To do -> Show only lines that include "within".

(Saved entries)
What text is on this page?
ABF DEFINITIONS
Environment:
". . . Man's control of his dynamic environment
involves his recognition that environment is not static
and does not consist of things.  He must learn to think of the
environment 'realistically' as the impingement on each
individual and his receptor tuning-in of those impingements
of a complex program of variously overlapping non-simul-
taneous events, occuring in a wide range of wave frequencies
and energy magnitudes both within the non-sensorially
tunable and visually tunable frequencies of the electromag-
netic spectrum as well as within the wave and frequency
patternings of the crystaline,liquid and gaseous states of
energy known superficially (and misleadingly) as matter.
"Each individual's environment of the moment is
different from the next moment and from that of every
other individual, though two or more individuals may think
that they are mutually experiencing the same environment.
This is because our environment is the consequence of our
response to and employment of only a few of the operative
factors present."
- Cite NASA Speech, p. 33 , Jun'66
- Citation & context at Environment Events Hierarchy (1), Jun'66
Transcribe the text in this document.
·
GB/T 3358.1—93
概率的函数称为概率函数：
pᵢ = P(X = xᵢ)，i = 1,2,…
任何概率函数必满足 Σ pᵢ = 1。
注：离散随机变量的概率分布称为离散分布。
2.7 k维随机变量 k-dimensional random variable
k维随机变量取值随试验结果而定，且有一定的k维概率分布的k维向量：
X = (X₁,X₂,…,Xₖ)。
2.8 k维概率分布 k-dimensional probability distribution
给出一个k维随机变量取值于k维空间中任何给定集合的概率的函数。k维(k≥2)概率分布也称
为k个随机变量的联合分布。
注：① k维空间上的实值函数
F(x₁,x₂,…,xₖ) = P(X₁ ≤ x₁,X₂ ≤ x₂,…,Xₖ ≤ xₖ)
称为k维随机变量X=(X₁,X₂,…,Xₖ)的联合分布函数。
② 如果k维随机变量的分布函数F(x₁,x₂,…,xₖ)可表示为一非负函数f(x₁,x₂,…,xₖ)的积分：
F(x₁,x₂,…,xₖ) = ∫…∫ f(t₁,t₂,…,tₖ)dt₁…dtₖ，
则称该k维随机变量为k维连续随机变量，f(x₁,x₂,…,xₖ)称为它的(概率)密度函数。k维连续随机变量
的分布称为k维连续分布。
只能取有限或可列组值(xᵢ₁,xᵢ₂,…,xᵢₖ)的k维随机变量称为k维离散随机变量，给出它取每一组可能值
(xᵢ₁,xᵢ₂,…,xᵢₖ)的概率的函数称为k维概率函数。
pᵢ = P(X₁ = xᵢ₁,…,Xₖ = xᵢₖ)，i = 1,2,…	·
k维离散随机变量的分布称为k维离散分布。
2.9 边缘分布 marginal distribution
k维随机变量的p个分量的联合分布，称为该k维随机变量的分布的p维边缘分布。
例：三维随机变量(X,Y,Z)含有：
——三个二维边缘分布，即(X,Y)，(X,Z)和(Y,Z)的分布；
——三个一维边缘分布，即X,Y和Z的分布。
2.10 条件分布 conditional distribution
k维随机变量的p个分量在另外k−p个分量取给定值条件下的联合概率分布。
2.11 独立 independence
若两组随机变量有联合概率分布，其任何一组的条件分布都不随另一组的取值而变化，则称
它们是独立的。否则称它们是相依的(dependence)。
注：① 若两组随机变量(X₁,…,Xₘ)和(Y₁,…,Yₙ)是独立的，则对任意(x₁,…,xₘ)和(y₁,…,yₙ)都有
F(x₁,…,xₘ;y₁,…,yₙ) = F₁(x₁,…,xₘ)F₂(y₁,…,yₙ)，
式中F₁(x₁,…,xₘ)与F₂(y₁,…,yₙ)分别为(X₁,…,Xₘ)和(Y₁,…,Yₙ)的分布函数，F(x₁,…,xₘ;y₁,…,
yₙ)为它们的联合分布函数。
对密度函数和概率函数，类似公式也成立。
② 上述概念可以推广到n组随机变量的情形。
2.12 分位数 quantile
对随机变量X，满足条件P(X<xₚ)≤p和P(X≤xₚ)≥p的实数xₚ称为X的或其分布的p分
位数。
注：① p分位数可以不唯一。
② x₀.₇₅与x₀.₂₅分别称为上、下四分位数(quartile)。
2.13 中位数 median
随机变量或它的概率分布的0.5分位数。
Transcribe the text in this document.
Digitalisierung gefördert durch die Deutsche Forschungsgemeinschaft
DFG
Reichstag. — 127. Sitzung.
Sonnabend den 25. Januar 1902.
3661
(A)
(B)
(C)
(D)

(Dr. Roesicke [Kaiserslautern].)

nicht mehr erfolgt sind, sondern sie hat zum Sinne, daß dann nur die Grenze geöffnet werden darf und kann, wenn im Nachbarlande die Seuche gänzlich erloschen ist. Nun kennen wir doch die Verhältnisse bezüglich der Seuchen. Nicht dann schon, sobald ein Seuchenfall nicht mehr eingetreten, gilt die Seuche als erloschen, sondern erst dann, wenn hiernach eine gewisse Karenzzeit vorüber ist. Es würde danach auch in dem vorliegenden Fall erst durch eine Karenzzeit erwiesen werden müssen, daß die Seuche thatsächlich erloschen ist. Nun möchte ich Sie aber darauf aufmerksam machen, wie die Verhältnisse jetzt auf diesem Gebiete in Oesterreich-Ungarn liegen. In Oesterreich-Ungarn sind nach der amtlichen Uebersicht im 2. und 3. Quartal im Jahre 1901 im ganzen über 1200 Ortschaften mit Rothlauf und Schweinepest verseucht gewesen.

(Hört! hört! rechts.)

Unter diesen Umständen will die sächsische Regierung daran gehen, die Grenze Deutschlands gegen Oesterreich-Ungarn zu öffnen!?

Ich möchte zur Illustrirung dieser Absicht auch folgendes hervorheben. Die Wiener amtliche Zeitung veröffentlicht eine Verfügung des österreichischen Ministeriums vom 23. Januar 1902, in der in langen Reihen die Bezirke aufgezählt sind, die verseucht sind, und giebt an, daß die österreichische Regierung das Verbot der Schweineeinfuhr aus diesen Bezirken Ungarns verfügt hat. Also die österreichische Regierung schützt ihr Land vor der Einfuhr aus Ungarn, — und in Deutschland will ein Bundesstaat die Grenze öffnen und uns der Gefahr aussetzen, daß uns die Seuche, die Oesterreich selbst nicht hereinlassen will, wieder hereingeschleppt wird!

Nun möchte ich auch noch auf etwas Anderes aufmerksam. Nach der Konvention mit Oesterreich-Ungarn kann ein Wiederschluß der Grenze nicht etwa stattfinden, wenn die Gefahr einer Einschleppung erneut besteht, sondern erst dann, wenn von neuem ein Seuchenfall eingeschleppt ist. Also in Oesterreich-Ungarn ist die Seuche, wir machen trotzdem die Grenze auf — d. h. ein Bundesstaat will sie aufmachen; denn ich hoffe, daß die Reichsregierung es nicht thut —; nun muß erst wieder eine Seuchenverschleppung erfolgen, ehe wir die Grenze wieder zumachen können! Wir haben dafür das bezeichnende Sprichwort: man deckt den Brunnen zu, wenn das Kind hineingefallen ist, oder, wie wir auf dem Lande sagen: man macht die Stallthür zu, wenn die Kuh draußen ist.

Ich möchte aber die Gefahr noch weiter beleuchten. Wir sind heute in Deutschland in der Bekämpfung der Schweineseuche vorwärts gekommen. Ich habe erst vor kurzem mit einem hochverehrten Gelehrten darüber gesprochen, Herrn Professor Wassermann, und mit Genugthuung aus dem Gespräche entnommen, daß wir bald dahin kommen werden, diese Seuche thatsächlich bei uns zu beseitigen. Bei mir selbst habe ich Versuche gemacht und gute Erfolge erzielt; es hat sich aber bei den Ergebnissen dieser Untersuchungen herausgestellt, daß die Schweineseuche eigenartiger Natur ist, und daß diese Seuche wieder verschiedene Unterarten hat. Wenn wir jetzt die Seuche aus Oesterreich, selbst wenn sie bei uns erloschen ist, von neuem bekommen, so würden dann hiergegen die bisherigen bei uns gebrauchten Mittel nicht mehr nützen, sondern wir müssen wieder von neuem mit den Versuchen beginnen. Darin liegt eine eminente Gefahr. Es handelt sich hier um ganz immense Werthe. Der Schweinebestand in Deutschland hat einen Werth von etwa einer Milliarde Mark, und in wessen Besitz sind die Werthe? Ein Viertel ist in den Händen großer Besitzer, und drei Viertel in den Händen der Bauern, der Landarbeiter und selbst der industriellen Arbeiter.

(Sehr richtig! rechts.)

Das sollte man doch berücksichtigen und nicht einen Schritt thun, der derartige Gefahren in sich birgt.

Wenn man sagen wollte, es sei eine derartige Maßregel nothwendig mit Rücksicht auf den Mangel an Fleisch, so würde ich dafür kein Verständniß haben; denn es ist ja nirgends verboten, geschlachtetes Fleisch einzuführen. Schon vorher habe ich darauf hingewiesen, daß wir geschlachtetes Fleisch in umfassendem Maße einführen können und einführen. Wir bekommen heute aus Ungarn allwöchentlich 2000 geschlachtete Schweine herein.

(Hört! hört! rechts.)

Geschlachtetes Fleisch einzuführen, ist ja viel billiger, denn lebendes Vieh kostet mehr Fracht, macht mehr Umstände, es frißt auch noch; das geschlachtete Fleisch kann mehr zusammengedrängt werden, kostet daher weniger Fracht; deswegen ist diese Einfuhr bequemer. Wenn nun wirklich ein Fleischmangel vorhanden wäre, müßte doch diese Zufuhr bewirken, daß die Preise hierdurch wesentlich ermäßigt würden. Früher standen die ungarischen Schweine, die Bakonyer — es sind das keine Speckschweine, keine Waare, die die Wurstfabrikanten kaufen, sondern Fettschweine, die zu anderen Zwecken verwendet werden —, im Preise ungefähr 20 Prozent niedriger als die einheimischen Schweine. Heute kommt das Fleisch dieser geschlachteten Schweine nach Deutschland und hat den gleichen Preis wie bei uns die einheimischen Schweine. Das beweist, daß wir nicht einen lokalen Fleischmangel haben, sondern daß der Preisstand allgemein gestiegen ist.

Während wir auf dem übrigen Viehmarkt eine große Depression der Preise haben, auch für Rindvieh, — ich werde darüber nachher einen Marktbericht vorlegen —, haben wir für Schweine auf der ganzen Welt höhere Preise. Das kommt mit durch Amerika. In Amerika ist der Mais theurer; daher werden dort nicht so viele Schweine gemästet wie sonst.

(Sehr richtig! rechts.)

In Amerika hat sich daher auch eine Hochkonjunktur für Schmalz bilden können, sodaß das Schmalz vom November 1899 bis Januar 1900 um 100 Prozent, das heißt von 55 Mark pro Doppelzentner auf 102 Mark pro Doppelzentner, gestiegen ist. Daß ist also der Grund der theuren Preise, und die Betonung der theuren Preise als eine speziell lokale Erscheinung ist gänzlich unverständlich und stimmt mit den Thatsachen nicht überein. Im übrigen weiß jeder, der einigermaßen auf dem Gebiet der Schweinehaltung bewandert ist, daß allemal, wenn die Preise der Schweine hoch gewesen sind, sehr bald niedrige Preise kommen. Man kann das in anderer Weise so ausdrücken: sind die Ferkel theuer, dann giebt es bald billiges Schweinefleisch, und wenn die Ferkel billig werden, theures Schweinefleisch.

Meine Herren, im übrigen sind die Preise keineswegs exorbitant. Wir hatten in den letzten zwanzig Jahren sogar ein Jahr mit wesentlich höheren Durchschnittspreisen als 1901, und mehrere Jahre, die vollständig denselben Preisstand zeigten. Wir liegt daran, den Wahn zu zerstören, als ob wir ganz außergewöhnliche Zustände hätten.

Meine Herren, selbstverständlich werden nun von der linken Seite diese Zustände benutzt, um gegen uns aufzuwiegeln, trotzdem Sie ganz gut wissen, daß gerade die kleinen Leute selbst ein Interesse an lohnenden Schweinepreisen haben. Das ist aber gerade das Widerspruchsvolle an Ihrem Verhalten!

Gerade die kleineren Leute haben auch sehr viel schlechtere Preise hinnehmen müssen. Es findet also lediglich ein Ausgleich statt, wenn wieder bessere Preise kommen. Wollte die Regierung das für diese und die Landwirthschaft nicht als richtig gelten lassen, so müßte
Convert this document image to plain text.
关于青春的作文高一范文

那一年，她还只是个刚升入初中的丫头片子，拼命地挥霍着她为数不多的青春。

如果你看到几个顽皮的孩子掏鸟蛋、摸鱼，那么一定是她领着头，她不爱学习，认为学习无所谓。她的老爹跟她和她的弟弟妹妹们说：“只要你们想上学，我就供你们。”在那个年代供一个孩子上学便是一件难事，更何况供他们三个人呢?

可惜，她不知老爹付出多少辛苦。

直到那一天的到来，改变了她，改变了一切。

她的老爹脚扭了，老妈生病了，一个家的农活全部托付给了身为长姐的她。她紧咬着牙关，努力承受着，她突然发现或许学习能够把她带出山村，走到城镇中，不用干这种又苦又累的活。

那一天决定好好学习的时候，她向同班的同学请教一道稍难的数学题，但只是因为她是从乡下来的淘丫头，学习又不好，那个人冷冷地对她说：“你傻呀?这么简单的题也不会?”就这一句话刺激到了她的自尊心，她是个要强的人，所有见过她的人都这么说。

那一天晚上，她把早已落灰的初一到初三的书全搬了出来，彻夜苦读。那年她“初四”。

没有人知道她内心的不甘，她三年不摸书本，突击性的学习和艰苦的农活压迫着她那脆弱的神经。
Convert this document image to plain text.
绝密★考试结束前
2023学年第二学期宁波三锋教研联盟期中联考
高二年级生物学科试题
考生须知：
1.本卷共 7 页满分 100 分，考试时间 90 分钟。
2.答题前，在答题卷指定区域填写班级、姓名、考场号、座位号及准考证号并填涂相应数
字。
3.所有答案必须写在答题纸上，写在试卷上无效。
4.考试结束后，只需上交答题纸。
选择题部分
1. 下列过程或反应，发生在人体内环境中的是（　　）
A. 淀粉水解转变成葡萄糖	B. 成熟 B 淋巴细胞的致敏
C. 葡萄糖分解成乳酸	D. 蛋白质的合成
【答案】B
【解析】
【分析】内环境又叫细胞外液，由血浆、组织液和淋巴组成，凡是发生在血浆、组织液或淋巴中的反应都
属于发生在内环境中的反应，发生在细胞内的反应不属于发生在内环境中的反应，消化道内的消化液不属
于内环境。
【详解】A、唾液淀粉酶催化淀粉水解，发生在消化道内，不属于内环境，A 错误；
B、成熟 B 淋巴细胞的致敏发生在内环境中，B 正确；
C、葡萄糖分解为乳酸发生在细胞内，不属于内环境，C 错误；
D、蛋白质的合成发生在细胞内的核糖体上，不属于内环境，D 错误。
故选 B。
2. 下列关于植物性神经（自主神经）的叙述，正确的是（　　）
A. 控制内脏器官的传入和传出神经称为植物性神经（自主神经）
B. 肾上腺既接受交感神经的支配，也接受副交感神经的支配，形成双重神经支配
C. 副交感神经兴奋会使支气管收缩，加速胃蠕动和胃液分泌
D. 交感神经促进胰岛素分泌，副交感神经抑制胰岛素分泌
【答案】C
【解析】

Reply ->
and energy magnitudes both within the non-sensorially
netic spectrum as well as within the wave and frequency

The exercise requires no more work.